----- Material provided
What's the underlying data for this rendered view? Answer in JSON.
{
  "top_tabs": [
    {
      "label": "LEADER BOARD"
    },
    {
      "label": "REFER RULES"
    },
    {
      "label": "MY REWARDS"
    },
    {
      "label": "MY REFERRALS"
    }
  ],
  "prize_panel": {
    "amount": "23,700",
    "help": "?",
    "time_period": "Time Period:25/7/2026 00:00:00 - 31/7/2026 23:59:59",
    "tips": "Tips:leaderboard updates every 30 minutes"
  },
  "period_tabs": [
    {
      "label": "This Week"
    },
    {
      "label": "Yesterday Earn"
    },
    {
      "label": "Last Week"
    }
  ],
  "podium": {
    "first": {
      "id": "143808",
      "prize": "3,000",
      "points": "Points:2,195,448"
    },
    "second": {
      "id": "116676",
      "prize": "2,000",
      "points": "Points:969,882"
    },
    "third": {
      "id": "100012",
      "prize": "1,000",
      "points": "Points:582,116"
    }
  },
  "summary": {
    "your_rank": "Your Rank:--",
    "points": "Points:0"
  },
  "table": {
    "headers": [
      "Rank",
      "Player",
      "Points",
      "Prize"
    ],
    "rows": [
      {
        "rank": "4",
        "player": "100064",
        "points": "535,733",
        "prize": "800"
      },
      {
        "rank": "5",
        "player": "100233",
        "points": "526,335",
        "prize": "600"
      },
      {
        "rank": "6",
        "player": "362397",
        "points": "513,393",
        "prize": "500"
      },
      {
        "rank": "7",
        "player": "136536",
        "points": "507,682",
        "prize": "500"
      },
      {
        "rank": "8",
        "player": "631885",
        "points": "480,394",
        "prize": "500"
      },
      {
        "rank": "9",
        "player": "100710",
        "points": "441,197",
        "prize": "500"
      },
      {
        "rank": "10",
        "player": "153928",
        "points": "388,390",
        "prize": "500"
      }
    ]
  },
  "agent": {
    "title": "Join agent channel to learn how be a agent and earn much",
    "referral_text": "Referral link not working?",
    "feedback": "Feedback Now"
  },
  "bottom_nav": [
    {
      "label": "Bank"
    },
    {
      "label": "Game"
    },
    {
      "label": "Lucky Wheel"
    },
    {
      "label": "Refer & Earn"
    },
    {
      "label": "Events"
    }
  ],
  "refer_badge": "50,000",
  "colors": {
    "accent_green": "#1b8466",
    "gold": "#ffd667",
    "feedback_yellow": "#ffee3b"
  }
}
----------
Show all lines in the entries above where the word "agent" appears.

▶ _Answer to the task_
  "agent": {
    "title": "Join agent channel to learn how be a agent and earn much",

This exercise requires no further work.